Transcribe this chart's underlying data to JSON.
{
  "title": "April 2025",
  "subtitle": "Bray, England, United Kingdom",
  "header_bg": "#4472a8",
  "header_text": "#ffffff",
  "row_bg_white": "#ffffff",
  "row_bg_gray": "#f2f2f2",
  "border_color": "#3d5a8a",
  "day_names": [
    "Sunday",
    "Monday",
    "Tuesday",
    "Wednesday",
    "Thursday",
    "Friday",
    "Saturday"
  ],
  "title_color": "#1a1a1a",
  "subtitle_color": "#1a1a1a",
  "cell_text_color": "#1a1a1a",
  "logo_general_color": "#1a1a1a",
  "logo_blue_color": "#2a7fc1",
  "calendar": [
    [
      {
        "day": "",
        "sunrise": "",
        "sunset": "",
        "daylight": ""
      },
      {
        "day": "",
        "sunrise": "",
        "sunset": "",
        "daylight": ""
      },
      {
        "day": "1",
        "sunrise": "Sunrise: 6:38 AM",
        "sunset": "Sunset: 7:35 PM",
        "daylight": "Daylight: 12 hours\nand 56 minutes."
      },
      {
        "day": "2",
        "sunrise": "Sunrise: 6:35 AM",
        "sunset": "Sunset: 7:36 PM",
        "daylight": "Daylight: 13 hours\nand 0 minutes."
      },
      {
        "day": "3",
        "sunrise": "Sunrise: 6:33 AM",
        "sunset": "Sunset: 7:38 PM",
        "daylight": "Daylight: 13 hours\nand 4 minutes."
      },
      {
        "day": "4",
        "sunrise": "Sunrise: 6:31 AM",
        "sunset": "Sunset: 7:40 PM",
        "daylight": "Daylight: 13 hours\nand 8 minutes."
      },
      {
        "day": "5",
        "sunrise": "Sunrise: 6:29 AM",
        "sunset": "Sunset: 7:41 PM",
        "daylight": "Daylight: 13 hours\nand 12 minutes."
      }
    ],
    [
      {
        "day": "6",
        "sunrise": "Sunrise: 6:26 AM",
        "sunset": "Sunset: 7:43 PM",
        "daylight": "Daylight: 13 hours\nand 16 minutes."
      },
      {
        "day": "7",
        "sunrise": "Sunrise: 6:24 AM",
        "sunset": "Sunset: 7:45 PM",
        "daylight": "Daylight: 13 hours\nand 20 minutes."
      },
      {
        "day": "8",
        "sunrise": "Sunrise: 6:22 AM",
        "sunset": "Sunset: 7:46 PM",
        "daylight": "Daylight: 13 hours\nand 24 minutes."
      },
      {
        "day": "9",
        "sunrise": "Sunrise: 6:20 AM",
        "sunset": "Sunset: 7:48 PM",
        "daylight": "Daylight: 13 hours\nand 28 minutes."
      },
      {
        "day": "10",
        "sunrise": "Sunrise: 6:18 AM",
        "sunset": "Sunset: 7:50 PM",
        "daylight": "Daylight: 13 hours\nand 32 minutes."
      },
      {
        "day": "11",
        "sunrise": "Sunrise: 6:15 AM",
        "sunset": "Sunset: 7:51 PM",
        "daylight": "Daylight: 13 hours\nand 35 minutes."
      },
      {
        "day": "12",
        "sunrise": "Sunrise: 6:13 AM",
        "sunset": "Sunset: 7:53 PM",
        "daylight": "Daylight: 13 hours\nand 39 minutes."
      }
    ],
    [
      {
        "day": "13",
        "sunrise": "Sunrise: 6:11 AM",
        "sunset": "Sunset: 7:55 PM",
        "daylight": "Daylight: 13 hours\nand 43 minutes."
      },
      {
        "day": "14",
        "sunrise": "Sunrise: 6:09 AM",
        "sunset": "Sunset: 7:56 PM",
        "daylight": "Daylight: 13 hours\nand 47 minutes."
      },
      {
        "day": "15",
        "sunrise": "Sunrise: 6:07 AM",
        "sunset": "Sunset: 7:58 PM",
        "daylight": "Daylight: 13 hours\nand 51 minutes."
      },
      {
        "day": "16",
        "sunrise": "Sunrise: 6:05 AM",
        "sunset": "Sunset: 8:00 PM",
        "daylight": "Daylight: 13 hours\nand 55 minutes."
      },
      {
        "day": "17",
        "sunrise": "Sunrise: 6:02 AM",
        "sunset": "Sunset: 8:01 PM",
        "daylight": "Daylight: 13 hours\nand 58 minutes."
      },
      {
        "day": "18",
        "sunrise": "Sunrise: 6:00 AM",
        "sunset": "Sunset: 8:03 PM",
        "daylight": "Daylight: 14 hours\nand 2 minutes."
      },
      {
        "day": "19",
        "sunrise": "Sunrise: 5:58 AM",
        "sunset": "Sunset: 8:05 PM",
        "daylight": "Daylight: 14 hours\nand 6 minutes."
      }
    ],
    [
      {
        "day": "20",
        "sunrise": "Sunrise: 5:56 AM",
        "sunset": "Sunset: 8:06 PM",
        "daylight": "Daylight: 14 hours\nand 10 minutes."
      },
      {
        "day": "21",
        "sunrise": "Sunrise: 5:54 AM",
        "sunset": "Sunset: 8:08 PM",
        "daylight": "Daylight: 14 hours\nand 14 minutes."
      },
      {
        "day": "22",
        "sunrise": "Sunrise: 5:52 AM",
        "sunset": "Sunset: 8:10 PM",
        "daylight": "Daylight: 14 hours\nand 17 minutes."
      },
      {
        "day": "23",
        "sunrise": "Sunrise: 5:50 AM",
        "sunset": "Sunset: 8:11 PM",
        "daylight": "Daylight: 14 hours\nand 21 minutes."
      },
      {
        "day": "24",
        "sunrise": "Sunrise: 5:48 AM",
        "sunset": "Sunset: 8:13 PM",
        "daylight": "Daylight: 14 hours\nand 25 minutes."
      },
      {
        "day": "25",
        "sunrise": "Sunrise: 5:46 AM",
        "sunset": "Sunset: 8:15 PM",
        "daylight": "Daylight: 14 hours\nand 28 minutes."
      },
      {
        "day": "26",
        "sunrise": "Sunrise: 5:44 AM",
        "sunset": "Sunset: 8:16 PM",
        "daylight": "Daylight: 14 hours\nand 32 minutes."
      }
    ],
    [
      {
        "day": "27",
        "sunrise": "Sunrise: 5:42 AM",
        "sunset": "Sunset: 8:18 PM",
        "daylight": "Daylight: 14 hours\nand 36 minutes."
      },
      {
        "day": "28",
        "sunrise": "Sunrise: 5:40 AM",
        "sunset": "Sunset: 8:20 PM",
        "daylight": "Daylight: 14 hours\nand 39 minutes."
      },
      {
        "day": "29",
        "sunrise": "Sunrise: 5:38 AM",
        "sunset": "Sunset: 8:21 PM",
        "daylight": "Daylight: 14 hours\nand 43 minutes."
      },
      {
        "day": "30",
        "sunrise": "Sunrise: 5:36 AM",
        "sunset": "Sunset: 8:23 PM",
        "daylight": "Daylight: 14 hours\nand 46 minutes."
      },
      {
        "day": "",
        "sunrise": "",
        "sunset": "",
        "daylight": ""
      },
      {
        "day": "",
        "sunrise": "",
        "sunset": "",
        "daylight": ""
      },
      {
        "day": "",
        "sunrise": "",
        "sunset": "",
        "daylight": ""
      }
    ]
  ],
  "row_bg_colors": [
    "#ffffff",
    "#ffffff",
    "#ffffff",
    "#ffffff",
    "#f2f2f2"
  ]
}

> Exercise goal:
Quote all of the entries exactly as they appear.

> Answer to this problem:
Transcribe this chart's underlying data to JSON.
{
  "title": "April 2025",
  "subtitle": "Bray, England, United Kingdom",
  "header_bg": "#4472a8",
  "header_text": "#ffffff",
  "row_bg_white": "#ffffff",
  "row_bg_gray": "#f2f2f2",
  "border_color": "#3d5a8a",
  "day_names": [
    "Sunday",
    "Monday",
    "Tuesday",
    "Wednesday",
    "Thursday",
    "Friday",
    "Saturday"
  ],
  "title_color": "#1a1a1a",
  "subtitle_color": "#1a1a1a",
  "cell_text_color": "#1a1a1a",
  "logo_general_color": "#1a1a1a",
  "logo_blue_color": "#2a7fc1",
  "calendar": [
    [
      {
        "day": "",
        "sunrise": "",
        "sunset": "",
        "daylight": ""
      },
      {
        "day": "",
        "sunrise": "",
        "sunset": "",
        "daylight": ""
      },
      {
        "day": "1",
        "sunrise": "Sunrise: 6:38 AM",
        "sunset": "Sunset: 7:35 PM",
        "daylight": "Daylight: 12 hours\nand 56 minutes."
      },
      {
        "day": "2",
        "sunrise": "Sunrise: 6:35 AM",
        "sunset": "Sunset: 7:36 PM",
        "daylight": "Daylight: 13 hours\nand 0 minutes."
      },
      {
        "day": "3",
        "sunrise": "Sunrise: 6:33 AM",
        "sunset": "Sunset: 7:38 PM",
        "daylight": "Daylight: 13 hours\nand 4 minutes."
      },
      {
        "day": "4",
        "sunrise": "Sunrise: 6:31 AM",
        "sunset": "Sunset: 7:40 PM",
        "daylight": "Daylight: 13 hours\nand 8 minutes."
      },
      {
        "day": "5",
        "sunrise": "Sunrise: 6:29 AM",
        "sunset": "Sunset: 7:41 PM",
        "daylight": "Daylight: 13 hours\nand 12 minutes."
      }
    ],
    [
      {
        "day": "6",
        "sunrise": "Sunrise: 6:26 AM",
        "sunset": "Sunset: 7:43 PM",
        "daylight": "Daylight: 13 hours\nand 16 minutes."
      },
      {
        "day": "7",
        "sunrise": "Sunrise: 6:24 AM",
        "sunset": "Sunset: 7:45 PM",
        "daylight": "Daylight: 13 hours\nand 20 minutes."
      },
      {
        "day": "8",
        "sunrise": "Sunrise: 6:22 AM",
        "sunset": "Sunset: 7:46 PM",
        "daylight": "Daylight: 13 hours\nand 24 minutes."
      },
      {
        "day": "9",
        "sunrise": "Sunrise: 6:20 AM",
        "sunset": "Sunset: 7:48 PM",
        "daylight": "Daylight: 13 hours\nand 28 minutes."
      },
      {
        "day": "10",
        "sunrise": "Sunrise: 6:18 AM",
        "sunset": "Sunset: 7:50 PM",
        "daylight": "Daylight: 13 hours\nand 32 minutes."
      },
      {
        "day": "11",
        "sunrise": "Sunrise: 6:15 AM",
        "sunset": "Sunset: 7:51 PM",
        "daylight": "Daylight: 13 hours\nand 35 minutes."
      },
      {
        "day": "12",
        "sunrise": "Sunrise: 6:13 AM",
        "sunset": "Sunset: 7:53 PM",
        "daylight": "Daylight: 13 hours\nand 39 minutes."
      }
    ],
    [
      {
        "day": "13",
        "sunrise": "Sunrise: 6:11 AM",
        "sunset": "Sunset: 7:55 PM",
        "daylight": "Daylight: 13 hours\nand 43 minutes."
      },
      {
        "day": "14",
        "sunrise": "Sunrise: 6:09 AM",
        "sunset": "Sunset: 7:56 PM",
        "daylight": "Daylight: 13 hours\nand 47 minutes."
      },
      {
        "day": "15",
        "sunrise": "Sunrise: 6:07 AM",
        "sunset": "Sunset: 7:58 PM",
        "daylight": "Daylight: 13 hours\nand 51 minutes."
      },
      {
        "day": "16",
        "sunrise": "Sunrise: 6:05 AM",
        "sunset": "Sunset: 8:00 PM",
        "daylight": "Daylight: 13 hours\nand 55 minutes."
      },
      {
        "day": "17",
        "sunrise": "Sunrise: 6:02 AM",
        "sunset": "Sunset: 8:01 PM",
        "daylight": "Daylight: 13 hours\nand 58 minutes."
      },
      {
        "day": "18",
        "sunrise": "Sunrise: 6:00 AM",
        "sunset": "Sunset: 8:03 PM",
        "daylight": "Daylight: 14 hours\nand 2 minutes."
      },
      {
        "day": "19",
        "sunrise": "Sunrise: 5:58 AM",
        "sunset": "Sunset: 8:05 PM",
        "daylight": "Daylight: 14 hours\nand 6 minutes."
      }
    ],
    [
      {
        "day": "20",
        "sunrise": "Sunrise: 5:56 AM",
        "sunset": "Sunset: 8:06 PM",
        "daylight": "Daylight: 14 hours\nand 10 minutes."
      },
      {
        "day": "21",
        "sunrise": "Sunrise: 5:54 AM",
        "sunset": "Sunset: 8:08 PM",
        "daylight": "Daylight: 14 hours\nand 14 minutes."
      },
      {
        "day": "22",
        "sunrise": "Sunrise: 5:52 AM",
        "sunset": "Sunset: 8:10 PM",
        "daylight": "Daylight: 14 hours\nand 17 minutes."
      },
      {
        "day": "23",
        "sunrise": "Sunrise: 5:50 AM",
        "sunset": "Sunset: 8:11 PM",
        "daylight": "Daylight: 14 hours\nand 21 minutes."
      },
      {
        "day": "24",
        "sunrise": "Sunrise: 5:48 AM",
        "sunset": "Sunset: 8:13 PM",
        "daylight": "Daylight: 14 hours\nand 25 minutes."
      },
      {
        "day": "25",
        "sunrise": "Sunrise: 5:46 AM",
        "sunset": "Sunset: 8:15 PM",
        "daylight": "Daylight: 14 hours\nand 28 minutes."
      },
      {
        "day": "26",
        "sunrise": "Sunrise: 5:44 AM",
        "sunset": "Sunset: 8:16 PM",
        "daylight": "Daylight: 14 hours\nand 32 minutes."
      }
    ],
    [
      {
        "day": "27",
        "sunrise": "Sunrise: 5:42 AM",
        "sunset": "Sunset: 8:18 PM",
        "daylight": "Daylight: 14 hours\nand 36 minutes."
      },
      {
        "day": "28",
        "sunrise": "Sunrise: 5:40 AM",
        "sunset": "Sunset: 8:20 PM",
        "daylight": "Daylight: 14 hours\nand 39 minutes."
      },
      {
        "day": "29",
        "sunrise": "Sunrise: 5:38 AM",
        "sunset": "Sunset: 8:21 PM",
        "daylight": "Daylight: 14 hours\nand 43 minutes."
      },
      {
        "day": "30",
        "sunrise": "Sunrise: 5:36 AM",
        "sunset": "Sunset: 8:23 PM",
        "daylight": "Daylight: 14 hours\nand 46 minutes."
      },
      {
        "day": "",
        "sunrise": "",
        "sunset": "",
        "daylight": ""
      },
      {
        "day": "",
        "sunrise": "",
        "sunset": "",
        "daylight": ""
      },
      {
        "day": "",
        "sunrise": "",
        "sunset": "",
        "daylight": ""
      }
    ]
  ],
  "row_bg_colors": [
    "#ffffff",
    "#ffffff",
    "#ffffff",
    "#ffffff",
    "#f2f2f2"
  ]
}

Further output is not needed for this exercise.